### MATERIAL PROVIDED

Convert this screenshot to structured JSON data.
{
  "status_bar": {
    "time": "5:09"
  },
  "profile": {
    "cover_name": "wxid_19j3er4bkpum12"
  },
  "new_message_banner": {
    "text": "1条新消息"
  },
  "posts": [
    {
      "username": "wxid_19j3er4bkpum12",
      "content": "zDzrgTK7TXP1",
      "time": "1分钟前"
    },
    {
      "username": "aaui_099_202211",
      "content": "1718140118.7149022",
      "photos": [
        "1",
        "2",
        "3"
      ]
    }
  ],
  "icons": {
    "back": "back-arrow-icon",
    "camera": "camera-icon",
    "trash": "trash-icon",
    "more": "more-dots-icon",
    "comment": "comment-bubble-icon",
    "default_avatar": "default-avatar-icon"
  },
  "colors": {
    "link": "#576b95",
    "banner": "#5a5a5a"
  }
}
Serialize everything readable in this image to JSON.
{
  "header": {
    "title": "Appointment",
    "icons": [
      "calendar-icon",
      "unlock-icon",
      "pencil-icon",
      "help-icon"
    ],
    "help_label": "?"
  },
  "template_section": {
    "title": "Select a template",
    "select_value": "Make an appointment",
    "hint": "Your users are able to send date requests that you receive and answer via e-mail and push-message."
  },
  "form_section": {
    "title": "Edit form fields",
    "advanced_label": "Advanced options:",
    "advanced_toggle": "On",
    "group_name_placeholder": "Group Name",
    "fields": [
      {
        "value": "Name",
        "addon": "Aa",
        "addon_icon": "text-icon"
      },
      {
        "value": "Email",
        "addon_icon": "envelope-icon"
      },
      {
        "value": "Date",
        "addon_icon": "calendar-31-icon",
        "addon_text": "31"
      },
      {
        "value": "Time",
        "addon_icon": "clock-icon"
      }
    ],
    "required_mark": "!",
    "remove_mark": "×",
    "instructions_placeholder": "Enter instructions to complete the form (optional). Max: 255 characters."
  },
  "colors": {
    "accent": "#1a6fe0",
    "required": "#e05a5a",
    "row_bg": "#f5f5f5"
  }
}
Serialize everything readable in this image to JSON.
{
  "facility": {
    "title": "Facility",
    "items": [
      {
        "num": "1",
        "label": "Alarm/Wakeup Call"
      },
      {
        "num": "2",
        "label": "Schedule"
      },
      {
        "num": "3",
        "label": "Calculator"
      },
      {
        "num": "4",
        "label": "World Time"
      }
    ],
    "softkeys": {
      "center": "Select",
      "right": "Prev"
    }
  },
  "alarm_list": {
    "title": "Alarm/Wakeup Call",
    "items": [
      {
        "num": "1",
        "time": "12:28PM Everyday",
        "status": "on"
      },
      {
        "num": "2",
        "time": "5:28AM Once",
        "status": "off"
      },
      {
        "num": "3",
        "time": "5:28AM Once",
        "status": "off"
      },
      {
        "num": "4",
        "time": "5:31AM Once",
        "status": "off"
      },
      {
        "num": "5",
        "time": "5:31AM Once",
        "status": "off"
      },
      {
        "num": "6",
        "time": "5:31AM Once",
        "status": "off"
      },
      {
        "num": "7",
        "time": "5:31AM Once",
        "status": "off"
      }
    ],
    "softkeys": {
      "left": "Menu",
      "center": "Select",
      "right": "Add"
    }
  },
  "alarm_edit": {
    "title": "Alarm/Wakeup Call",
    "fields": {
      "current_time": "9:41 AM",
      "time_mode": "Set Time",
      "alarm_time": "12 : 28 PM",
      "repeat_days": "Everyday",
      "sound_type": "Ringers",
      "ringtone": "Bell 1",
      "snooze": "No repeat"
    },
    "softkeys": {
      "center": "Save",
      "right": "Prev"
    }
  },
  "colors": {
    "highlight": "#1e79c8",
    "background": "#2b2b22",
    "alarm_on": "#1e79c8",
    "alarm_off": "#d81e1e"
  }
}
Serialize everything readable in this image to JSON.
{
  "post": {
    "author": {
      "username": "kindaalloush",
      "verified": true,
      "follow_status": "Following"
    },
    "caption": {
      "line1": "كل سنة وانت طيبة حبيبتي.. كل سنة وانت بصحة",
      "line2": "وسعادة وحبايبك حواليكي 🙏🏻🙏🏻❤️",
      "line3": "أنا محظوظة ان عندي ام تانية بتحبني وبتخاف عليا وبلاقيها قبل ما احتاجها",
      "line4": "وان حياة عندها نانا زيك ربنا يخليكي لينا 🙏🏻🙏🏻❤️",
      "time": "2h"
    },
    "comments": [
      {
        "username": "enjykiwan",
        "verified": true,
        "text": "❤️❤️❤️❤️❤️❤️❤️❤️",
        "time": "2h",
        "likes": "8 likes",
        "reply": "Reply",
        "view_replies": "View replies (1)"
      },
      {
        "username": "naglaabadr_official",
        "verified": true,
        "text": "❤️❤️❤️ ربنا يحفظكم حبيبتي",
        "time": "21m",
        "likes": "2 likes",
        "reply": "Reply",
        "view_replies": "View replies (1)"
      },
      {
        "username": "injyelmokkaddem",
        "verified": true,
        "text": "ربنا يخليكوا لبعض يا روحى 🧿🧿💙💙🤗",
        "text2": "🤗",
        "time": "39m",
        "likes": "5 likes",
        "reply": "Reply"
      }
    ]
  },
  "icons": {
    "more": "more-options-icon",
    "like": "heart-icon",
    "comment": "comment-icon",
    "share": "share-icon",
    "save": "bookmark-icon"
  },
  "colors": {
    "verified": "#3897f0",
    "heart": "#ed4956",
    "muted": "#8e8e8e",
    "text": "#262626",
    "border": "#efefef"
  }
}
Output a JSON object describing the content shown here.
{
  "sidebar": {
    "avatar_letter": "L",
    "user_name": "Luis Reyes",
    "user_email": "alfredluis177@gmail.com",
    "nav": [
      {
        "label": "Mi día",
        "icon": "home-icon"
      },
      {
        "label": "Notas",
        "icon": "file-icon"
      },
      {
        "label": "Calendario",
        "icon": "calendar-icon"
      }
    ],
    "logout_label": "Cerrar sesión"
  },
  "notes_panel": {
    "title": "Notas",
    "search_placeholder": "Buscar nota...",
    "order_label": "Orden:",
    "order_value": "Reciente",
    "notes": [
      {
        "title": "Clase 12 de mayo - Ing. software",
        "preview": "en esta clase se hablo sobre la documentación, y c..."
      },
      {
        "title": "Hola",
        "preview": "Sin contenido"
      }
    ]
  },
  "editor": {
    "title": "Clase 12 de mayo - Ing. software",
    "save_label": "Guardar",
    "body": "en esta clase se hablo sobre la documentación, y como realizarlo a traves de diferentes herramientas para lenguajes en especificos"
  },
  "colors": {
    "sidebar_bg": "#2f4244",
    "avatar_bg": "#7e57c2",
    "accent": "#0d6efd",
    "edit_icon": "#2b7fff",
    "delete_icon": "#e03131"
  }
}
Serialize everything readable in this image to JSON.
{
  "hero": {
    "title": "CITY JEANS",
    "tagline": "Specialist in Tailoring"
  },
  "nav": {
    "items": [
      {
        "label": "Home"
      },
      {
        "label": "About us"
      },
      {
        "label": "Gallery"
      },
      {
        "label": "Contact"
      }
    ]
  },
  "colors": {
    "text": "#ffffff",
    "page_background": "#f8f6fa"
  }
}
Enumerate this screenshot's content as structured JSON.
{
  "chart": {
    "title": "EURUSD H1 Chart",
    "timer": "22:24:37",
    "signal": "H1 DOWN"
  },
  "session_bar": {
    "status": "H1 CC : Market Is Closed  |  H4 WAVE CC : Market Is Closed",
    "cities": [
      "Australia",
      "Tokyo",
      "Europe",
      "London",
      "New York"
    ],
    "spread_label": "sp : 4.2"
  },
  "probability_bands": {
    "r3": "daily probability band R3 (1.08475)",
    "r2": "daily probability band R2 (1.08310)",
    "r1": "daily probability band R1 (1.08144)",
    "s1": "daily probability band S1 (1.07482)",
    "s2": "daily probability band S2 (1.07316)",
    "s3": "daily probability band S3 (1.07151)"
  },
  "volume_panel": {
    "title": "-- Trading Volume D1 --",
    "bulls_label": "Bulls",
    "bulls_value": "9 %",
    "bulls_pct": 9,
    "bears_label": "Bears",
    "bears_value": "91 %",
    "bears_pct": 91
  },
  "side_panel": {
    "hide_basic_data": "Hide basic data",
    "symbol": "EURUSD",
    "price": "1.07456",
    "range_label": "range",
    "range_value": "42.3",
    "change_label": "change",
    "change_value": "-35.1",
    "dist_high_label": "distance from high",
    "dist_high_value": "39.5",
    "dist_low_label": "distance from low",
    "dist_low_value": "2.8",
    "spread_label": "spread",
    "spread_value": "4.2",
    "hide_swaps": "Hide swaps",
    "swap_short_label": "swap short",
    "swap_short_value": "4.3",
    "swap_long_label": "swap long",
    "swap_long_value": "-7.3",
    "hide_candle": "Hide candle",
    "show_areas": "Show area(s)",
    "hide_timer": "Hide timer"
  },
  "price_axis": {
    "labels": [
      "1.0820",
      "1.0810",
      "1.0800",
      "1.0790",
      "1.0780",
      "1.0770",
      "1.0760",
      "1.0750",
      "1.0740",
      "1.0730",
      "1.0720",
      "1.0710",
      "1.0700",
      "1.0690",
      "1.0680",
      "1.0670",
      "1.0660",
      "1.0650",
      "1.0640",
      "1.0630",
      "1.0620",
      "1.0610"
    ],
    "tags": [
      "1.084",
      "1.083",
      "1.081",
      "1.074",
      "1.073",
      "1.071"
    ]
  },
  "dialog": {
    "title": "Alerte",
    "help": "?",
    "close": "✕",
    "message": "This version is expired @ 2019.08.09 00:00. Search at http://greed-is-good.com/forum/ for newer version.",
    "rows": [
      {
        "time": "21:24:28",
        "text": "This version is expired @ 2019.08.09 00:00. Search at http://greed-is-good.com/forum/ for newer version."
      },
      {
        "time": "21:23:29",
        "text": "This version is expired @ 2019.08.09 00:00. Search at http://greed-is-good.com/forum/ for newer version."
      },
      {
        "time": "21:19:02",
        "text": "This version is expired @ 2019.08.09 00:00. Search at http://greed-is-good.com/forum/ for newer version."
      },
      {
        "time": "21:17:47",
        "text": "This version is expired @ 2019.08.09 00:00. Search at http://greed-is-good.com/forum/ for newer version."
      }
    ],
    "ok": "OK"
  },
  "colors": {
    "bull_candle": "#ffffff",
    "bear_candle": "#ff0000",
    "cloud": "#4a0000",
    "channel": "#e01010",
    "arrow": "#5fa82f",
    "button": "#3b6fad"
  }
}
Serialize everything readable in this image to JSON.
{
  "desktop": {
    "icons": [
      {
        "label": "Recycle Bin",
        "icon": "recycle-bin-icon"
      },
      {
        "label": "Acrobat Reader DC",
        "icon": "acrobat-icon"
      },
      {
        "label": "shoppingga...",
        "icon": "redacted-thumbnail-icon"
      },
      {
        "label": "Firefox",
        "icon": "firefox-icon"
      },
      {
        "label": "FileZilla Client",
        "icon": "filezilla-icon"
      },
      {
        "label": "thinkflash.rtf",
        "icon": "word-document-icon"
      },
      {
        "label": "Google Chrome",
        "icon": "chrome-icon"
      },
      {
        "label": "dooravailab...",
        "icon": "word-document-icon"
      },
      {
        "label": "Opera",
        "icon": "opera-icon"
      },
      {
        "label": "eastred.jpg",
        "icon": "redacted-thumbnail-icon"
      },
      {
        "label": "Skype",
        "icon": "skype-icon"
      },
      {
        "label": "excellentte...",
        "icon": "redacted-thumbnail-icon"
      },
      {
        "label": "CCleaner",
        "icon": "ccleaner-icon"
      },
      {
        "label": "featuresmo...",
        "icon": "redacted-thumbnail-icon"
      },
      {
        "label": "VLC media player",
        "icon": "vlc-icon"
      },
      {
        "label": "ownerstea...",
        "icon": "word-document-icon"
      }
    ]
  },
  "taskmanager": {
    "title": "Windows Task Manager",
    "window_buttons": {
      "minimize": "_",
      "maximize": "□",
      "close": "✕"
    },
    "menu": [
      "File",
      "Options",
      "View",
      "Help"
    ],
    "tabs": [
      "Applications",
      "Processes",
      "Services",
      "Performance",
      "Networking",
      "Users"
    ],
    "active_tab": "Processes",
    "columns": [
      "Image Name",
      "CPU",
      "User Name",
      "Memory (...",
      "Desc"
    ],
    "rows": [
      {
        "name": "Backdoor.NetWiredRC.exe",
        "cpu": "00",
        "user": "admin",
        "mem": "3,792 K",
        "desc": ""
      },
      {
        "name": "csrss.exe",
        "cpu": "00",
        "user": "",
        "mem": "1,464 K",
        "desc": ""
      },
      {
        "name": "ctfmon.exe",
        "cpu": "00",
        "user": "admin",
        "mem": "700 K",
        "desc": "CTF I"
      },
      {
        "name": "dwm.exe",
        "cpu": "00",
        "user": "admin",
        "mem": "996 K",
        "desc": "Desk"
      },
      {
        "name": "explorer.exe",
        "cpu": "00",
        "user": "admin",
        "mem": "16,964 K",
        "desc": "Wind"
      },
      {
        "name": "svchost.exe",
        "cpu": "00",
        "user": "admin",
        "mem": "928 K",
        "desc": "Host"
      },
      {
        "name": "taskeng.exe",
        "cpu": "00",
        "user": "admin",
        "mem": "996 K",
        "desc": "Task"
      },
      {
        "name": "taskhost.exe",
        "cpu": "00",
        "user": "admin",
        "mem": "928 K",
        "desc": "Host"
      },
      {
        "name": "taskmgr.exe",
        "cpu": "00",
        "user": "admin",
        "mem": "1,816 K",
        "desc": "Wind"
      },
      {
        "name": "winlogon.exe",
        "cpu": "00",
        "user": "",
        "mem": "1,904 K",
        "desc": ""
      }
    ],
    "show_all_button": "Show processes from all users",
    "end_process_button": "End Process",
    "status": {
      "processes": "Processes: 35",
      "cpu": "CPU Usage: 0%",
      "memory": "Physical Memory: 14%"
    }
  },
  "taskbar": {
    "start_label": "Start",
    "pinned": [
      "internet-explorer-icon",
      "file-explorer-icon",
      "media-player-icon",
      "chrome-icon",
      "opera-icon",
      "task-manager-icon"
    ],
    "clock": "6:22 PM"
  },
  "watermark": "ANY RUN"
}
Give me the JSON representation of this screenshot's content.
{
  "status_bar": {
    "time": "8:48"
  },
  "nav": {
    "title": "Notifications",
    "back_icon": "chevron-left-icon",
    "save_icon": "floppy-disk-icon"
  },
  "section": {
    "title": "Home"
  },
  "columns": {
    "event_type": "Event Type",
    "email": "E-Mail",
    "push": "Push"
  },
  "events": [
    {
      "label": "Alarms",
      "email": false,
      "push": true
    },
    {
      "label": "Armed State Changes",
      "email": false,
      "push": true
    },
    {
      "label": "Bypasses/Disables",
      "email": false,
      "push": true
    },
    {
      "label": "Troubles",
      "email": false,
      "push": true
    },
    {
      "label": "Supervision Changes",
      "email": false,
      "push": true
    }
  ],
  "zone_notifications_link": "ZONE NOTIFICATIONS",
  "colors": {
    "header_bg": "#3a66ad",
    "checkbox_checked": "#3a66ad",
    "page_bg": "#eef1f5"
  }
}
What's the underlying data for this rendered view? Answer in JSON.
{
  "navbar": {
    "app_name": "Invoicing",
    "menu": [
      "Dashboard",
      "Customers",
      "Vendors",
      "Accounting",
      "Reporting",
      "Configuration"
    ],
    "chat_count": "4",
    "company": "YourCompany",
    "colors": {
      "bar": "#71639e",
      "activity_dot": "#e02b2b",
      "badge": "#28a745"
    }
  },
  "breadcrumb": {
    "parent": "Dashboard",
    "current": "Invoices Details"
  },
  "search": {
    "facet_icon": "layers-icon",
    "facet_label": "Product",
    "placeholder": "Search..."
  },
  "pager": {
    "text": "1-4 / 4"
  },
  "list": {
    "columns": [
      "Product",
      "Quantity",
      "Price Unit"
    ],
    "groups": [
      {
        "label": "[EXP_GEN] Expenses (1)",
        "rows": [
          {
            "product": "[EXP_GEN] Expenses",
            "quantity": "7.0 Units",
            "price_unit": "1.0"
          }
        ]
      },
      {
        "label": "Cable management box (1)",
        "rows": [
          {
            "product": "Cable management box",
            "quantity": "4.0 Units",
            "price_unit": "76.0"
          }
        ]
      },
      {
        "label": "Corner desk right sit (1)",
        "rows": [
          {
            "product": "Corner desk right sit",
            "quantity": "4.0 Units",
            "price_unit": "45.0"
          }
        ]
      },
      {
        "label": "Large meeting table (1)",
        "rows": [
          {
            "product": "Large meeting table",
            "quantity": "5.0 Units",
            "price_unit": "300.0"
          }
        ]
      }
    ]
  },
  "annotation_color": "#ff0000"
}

### YOUR GOAL
Write down only the number of lines that contain the string "from" in the listing.

### THE RESPONSE
3